Dataset records:

+ + + + + + +

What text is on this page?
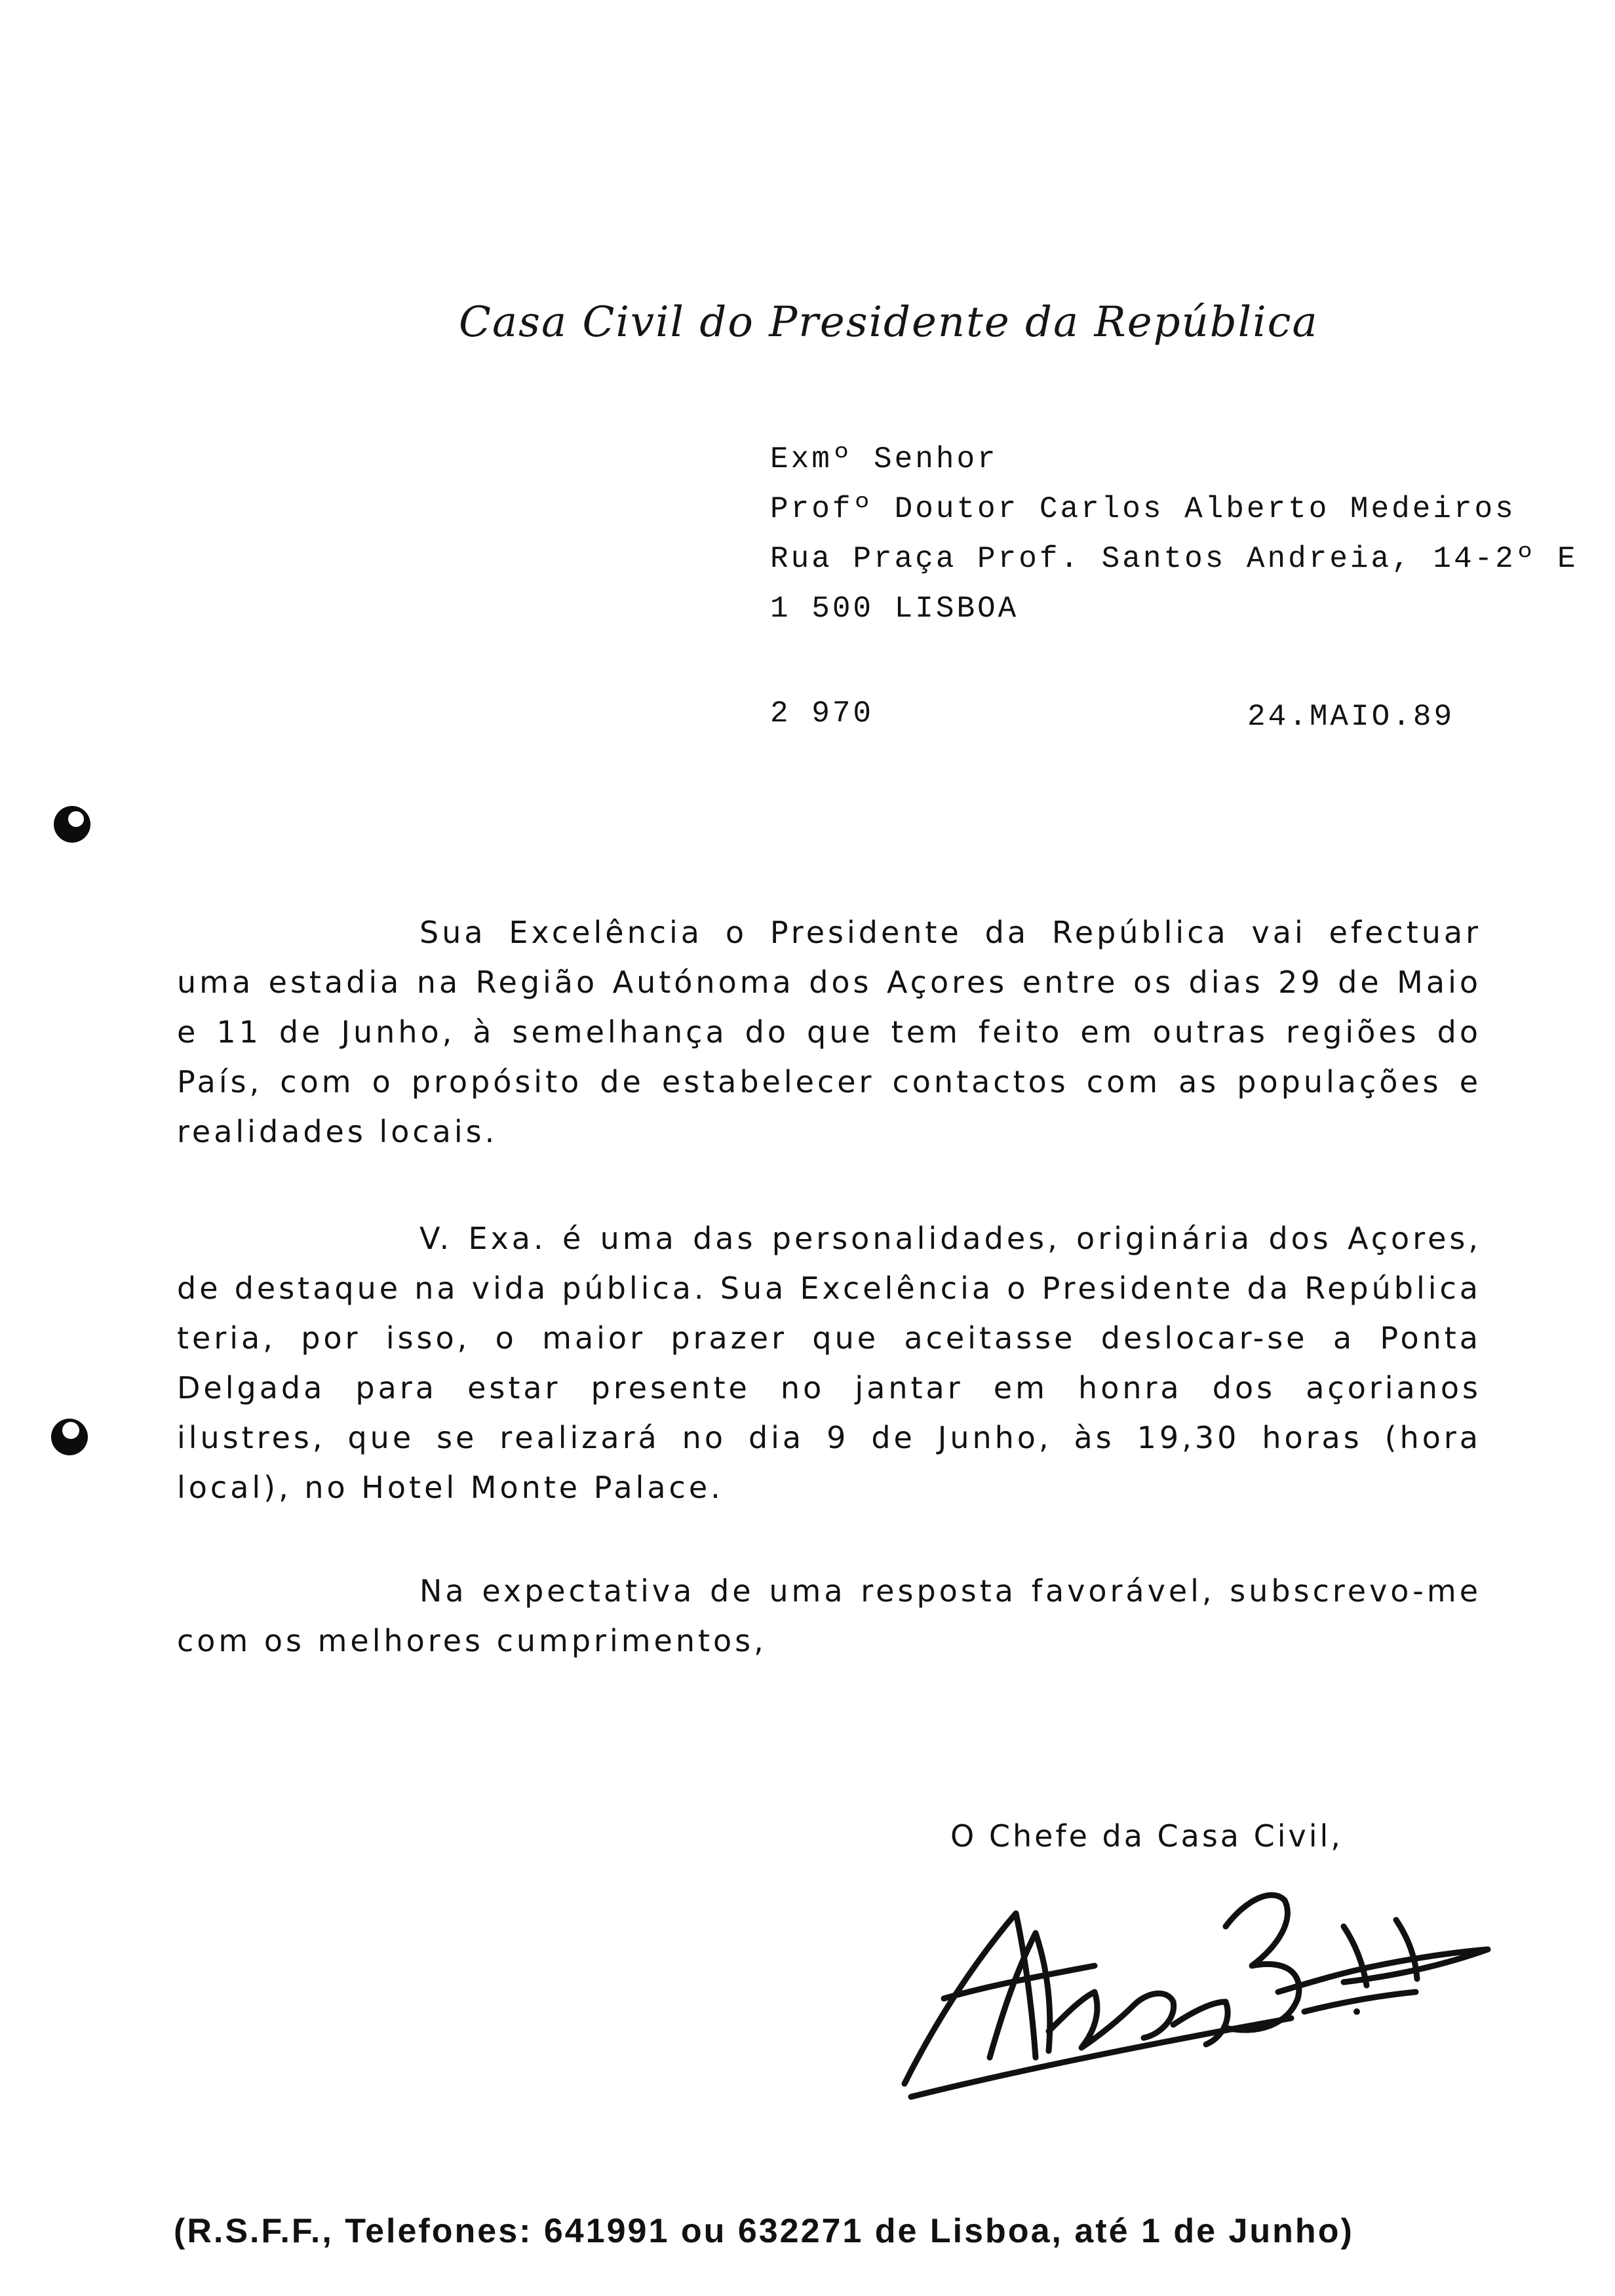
Casa Civil do Presidente da República
Exmº Senhor
Profº Doutor Carlos Alberto Medeiros
Rua Praça Prof. Santos Andreia, 14-2º E
1 500 LISBOA
2 970	24.MAIO.89
Sua Excelência o Presidente da República vai efectuar uma estadia na Região Autónoma dos Açores entre os dias 29 de Maio e 11 de Junho, à semelhança do que tem feito em outras regiões do País, com o propósito de estabelecer contactos com as populações e realidades locais.
V. Exa. é uma das personalidades, originária dos Açores, de destaque na vida pública. Sua Excelência o Presidente da República teria, por isso, o maior prazer que aceitasse deslocar-se a Ponta Delgada para estar presente no jantar em honra dos açorianos ilustres, que se realizará no dia 9 de Junho, às 19,30 horas (hora local), no Hotel Monte Palace.
Na expectativa de uma resposta favorável, subscrevo-me com os melhores cumprimentos,
O Chefe da Casa Civil,
(R.S.F.F., Telefones: 641991 ou 632271 de Lisboa, até 1 de Junho)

+ + + + + + +

• The exercise:
How many lines in the listing above contain "Casa"? Answer with the number alone.

• Written reply:
2